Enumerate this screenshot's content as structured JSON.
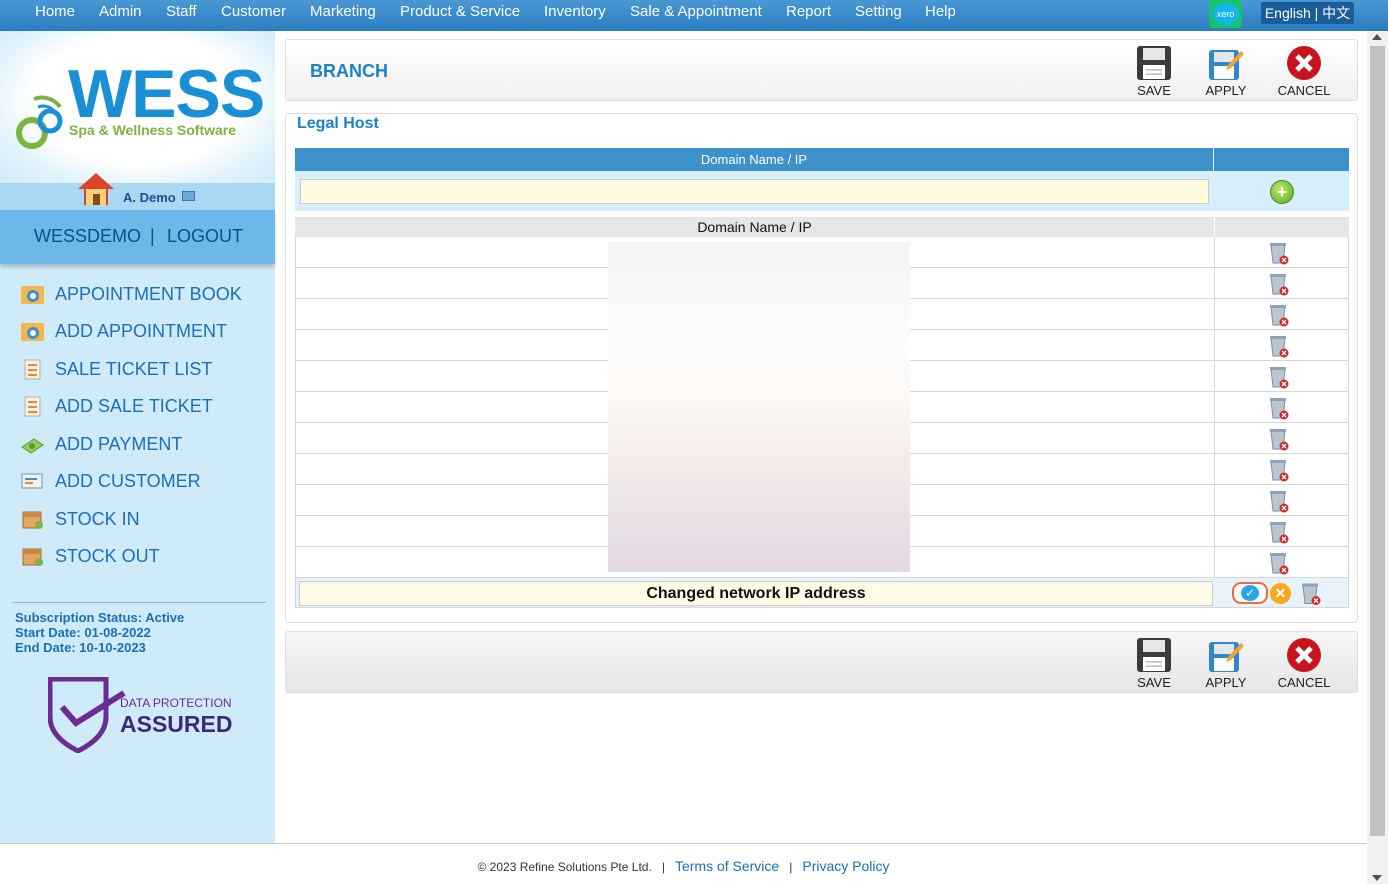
{
  "topnav": {
    "items": [
      "Home",
      "Admin",
      "Staff",
      "Customer",
      "Marketing",
      "Product & Service",
      "Inventory",
      "Sale & Appointment",
      "Report",
      "Setting",
      "Help"
    ],
    "xero": "xero",
    "language": "English | 中文"
  },
  "sidebar": {
    "logo_text": "WESS",
    "logo_tagline": "Spa & Wellness Software",
    "user_name": "A. Demo",
    "account": "WESSDEMO",
    "separator": "|",
    "logout": "LOGOUT",
    "menu": [
      {
        "label": "APPOINTMENT BOOK",
        "icon": "calendar-icon"
      },
      {
        "label": "ADD APPOINTMENT",
        "icon": "calendar-add-icon"
      },
      {
        "label": "SALE TICKET LIST",
        "icon": "ticket-list-icon"
      },
      {
        "label": "ADD SALE TICKET",
        "icon": "ticket-add-icon"
      },
      {
        "label": "ADD PAYMENT",
        "icon": "money-icon"
      },
      {
        "label": "ADD CUSTOMER",
        "icon": "customer-card-icon"
      },
      {
        "label": "STOCK IN",
        "icon": "box-in-icon"
      },
      {
        "label": "STOCK OUT",
        "icon": "box-out-icon"
      }
    ],
    "subscription": {
      "status": "Subscription Status: Active",
      "start": "Start Date: 01-08-2022",
      "end": "End Date: 10-10-2023"
    },
    "badge": {
      "line1": "DATA PROTECTION",
      "line2": "ASSURED"
    }
  },
  "header": {
    "title": "BRANCH",
    "save": "SAVE",
    "apply": "APPLY",
    "cancel": "CANCEL"
  },
  "legal_host": {
    "title": "Legal Host",
    "column_header": "Domain Name / IP",
    "new_value": "",
    "list_header": "Domain Name / IP",
    "row_count": 11,
    "editing_value": "Changed network IP address"
  },
  "footer_toolbar": {
    "save": "SAVE",
    "apply": "APPLY",
    "cancel": "CANCEL"
  },
  "footer": {
    "copyright": "© 2023 Refine Solutions Pte Ltd.",
    "sep": "|",
    "terms": "Terms of Service",
    "privacy": "Privacy Policy"
  },
  "colors": {
    "accent": "#1c82c6",
    "nav": "#2b7dc2",
    "sidebar": "#cfeaf9"
  }
}
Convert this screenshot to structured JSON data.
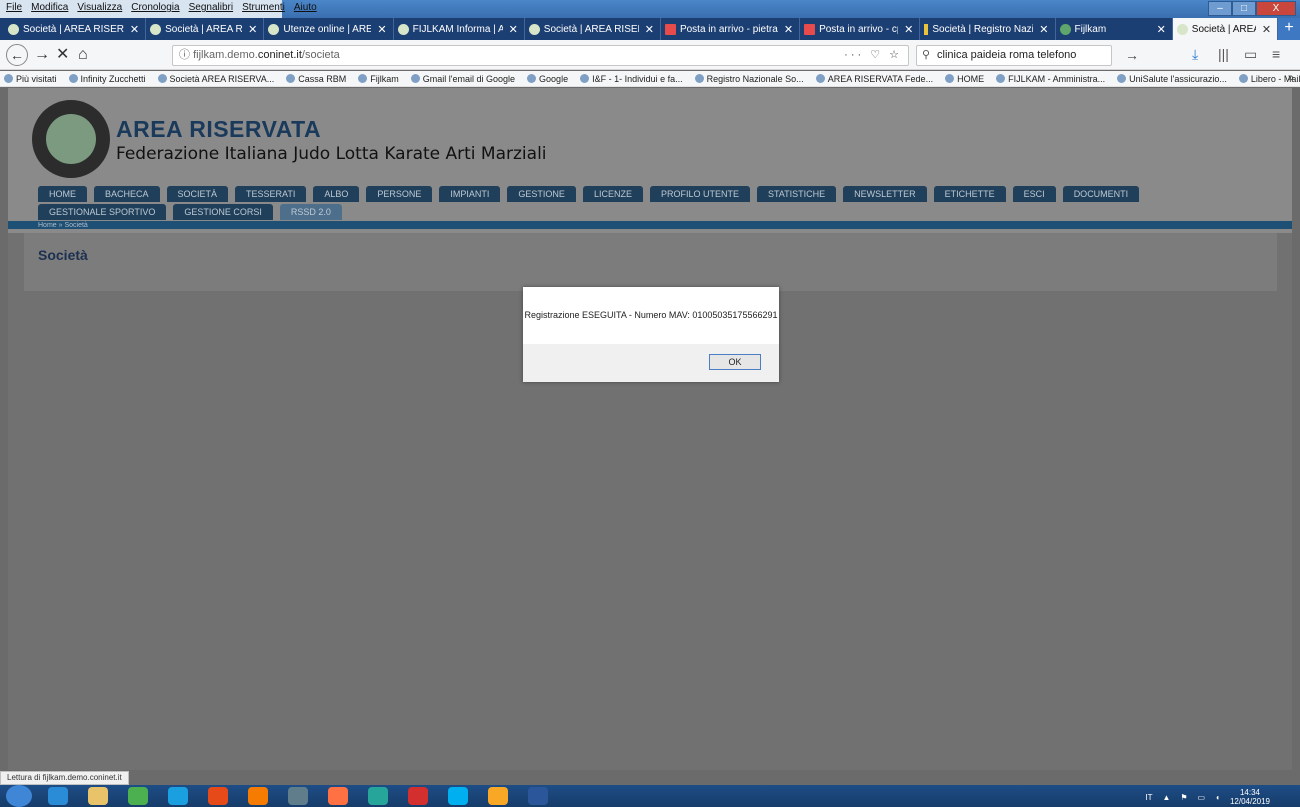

══════════════════════════════

Identify each line in the entries with the word "Domain" and copy it.

• _Task response_:
    "column_header": "Domain Name / IP",
    "list_header": "Domain Name / IP",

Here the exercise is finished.